[Begin RECORD EXTRACTS]

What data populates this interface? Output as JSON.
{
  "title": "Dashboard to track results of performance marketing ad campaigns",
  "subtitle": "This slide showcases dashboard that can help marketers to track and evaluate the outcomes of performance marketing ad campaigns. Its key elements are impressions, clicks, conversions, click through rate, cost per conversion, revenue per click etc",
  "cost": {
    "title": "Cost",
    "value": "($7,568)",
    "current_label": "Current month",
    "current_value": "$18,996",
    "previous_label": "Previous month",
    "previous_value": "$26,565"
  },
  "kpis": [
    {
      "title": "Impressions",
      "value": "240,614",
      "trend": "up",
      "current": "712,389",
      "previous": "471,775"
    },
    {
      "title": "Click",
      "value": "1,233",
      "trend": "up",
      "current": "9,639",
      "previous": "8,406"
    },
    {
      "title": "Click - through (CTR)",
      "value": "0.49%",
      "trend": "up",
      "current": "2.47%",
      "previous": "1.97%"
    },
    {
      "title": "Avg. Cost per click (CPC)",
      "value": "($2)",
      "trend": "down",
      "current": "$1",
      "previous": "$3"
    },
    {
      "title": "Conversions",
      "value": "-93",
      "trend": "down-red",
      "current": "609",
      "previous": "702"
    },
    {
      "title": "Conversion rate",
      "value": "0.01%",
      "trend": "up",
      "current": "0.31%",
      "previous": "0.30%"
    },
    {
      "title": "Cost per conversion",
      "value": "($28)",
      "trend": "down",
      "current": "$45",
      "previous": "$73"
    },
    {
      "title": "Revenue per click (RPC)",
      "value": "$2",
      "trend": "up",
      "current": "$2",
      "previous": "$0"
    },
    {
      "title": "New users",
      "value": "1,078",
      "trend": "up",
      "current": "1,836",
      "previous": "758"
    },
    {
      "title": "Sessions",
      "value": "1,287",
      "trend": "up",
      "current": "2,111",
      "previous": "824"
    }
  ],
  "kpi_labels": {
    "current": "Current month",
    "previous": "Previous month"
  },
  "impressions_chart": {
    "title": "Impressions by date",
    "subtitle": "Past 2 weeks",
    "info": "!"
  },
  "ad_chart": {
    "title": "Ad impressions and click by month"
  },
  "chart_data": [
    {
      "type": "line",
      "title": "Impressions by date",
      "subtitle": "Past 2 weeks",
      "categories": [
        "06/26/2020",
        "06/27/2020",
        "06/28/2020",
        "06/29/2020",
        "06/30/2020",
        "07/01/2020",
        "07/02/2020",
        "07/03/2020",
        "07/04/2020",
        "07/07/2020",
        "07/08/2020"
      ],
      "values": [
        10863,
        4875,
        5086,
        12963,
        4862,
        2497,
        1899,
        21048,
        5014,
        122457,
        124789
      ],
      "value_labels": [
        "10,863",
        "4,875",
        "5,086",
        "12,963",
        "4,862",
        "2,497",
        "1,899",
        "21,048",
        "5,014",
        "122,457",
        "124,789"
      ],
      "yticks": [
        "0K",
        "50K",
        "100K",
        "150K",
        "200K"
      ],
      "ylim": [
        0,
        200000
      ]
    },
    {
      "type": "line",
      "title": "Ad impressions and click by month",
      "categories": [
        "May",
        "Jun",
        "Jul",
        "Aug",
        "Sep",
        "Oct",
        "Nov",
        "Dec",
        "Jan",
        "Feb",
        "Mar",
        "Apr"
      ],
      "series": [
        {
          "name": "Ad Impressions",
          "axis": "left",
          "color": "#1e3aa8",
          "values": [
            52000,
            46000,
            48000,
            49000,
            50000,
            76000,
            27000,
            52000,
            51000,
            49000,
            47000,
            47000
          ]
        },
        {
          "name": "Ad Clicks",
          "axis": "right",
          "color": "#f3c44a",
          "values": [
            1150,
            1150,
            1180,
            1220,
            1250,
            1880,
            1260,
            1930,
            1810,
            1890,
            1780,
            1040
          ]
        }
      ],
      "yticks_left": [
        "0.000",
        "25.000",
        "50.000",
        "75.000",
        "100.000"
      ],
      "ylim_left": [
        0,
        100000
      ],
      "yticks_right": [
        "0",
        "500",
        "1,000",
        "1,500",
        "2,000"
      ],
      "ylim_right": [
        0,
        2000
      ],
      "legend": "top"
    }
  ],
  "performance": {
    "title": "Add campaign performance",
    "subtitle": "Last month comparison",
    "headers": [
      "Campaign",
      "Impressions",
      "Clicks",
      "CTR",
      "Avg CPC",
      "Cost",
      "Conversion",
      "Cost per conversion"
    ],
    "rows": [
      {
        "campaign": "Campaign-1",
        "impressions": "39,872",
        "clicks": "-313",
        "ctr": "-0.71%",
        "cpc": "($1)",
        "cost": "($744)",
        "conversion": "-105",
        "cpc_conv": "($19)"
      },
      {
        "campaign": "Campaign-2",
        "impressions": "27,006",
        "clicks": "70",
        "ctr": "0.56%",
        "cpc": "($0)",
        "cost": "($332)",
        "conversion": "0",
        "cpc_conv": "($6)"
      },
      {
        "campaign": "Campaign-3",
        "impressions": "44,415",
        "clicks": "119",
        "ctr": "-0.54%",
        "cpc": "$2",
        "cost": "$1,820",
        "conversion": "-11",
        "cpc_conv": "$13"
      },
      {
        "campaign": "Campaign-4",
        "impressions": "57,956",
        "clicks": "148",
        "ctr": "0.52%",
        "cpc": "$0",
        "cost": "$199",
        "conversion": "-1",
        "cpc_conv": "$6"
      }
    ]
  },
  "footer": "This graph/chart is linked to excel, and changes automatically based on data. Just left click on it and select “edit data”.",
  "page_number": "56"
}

[End RECORD EXTRACTS]

--- STATED TASK ---
Restate all of the entries exactly, please.

--- WRITTEN REPLY ---
What data populates this interface? Output as JSON.
{
  "title": "Dashboard to track results of performance marketing ad campaigns",
  "subtitle": "This slide showcases dashboard that can help marketers to track and evaluate the outcomes of performance marketing ad campaigns. Its key elements are impressions, clicks, conversions, click through rate, cost per conversion, revenue per click etc",
  "cost": {
    "title": "Cost",
    "value": "($7,568)",
    "current_label": "Current month",
    "current_value": "$18,996",
    "previous_label": "Previous month",
    "previous_value": "$26,565"
  },
  "kpis": [
    {
      "title": "Impressions",
      "value": "240,614",
      "trend": "up",
      "current": "712,389",
      "previous": "471,775"
    },
    {
      "title": "Click",
      "value": "1,233",
      "trend": "up",
      "current": "9,639",
      "previous": "8,406"
    },
    {
      "title": "Click - through (CTR)",
      "value": "0.49%",
      "trend": "up",
      "current": "2.47%",
      "previous": "1.97%"
    },
    {
      "title": "Avg. Cost per click (CPC)",
      "value": "($2)",
      "trend": "down",
      "current": "$1",
      "previous": "$3"
    },
    {
      "title": "Conversions",
      "value": "-93",
      "trend": "down-red",
      "current": "609",
      "previous": "702"
    },
    {
      "title": "Conversion rate",
      "value": "0.01%",
      "trend": "up",
      "current": "0.31%",
      "previous": "0.30%"
    },
    {
      "title": "Cost per conversion",
      "value": "($28)",
      "trend": "down",
      "current": "$45",
      "previous": "$73"
    },
    {
      "title": "Revenue per click (RPC)",
      "value": "$2",
      "trend": "up",
      "current": "$2",
      "previous": "$0"
    },
    {
      "title": "New users",
      "value": "1,078",
      "trend": "up",
      "current": "1,836",
      "previous": "758"
    },
    {
      "title": "Sessions",
      "value": "1,287",
      "trend": "up",
      "current": "2,111",
      "previous": "824"
    }
  ],
  "kpi_labels": {
    "current": "Current month",
    "previous": "Previous month"
  },
  "impressions_chart": {
    "title": "Impressions by date",
    "subtitle": "Past 2 weeks",
    "info": "!"
  },
  "ad_chart": {
    "title": "Ad impressions and click by month"
  },
  "chart_data": [
    {
      "type": "line",
      "title": "Impressions by date",
      "subtitle": "Past 2 weeks",
      "categories": [
        "06/26/2020",
        "06/27/2020",
        "06/28/2020",
        "06/29/2020",
        "06/30/2020",
        "07/01/2020",
        "07/02/2020",
        "07/03/2020",
        "07/04/2020",
        "07/07/2020",
        "07/08/2020"
      ],
      "values": [
        10863,
        4875,
        5086,
        12963,
        4862,
        2497,
        1899,
        21048,
        5014,
        122457,
        124789
      ],
      "value_labels": [
        "10,863",
        "4,875",
        "5,086",
        "12,963",
        "4,862",
        "2,497",
        "1,899",
        "21,048",
        "5,014",
        "122,457",
        "124,789"
      ],
      "yticks": [
        "0K",
        "50K",
        "100K",
        "150K",
        "200K"
      ],
      "ylim": [
        0,
        200000
      ]
    },
    {
      "type": "line",
      "title": "Ad impressions and click by month",
      "categories": [
        "May",
        "Jun",
        "Jul",
        "Aug",
        "Sep",
        "Oct",
        "Nov",
        "Dec",
        "Jan",
        "Feb",
        "Mar",
        "Apr"
      ],
      "series": [
        {
          "name": "Ad Impressions",
          "axis": "left",
          "color": "#1e3aa8",
          "values": [
            52000,
            46000,
            48000,
            49000,
            50000,
            76000,
            27000,
            52000,
            51000,
            49000,
            47000,
            47000
          ]
        },
        {
          "name": "Ad Clicks",
          "axis": "right",
          "color": "#f3c44a",
          "values": [
            1150,
            1150,
            1180,
            1220,
            1250,
            1880,
            1260,
            1930,
            1810,
            1890,
            1780,
            1040
          ]
        }
      ],
      "yticks_left": [
        "0.000",
        "25.000",
        "50.000",
        "75.000",
        "100.000"
      ],
      "ylim_left": [
        0,
        100000
      ],
      "yticks_right": [
        "0",
        "500",
        "1,000",
        "1,500",
        "2,000"
      ],
      "ylim_right": [
        0,
        2000
      ],
      "legend": "top"
    }
  ],
  "performance": {
    "title": "Add campaign performance",
    "subtitle": "Last month comparison",
    "headers": [
      "Campaign",
      "Impressions",
      "Clicks",
      "CTR",
      "Avg CPC",
      "Cost",
      "Conversion",
      "Cost per conversion"
    ],
    "rows": [
      {
        "campaign": "Campaign-1",
        "impressions": "39,872",
        "clicks": "-313",
        "ctr": "-0.71%",
        "cpc": "($1)",
        "cost": "($744)",
        "conversion": "-105",
        "cpc_conv": "($19)"
      },
      {
        "campaign": "Campaign-2",
        "impressions": "27,006",
        "clicks": "70",
        "ctr": "0.56%",
        "cpc": "($0)",
        "cost": "($332)",
        "conversion": "0",
        "cpc_conv": "($6)"
      },
      {
        "campaign": "Campaign-3",
        "impressions": "44,415",
        "clicks": "119",
        "ctr": "-0.54%",
        "cpc": "$2",
        "cost": "$1,820",
        "conversion": "-11",
        "cpc_conv": "$13"
      },
      {
        "campaign": "Campaign-4",
        "impressions": "57,956",
        "clicks": "148",
        "ctr": "0.52%",
        "cpc": "$0",
        "cost": "$199",
        "conversion": "-1",
        "cpc_conv": "$6"
      }
    ]
  },
  "footer": "This graph/chart is linked to excel, and changes automatically based on data. Just left click on it and select “edit data”.",
  "page_number": "56"
}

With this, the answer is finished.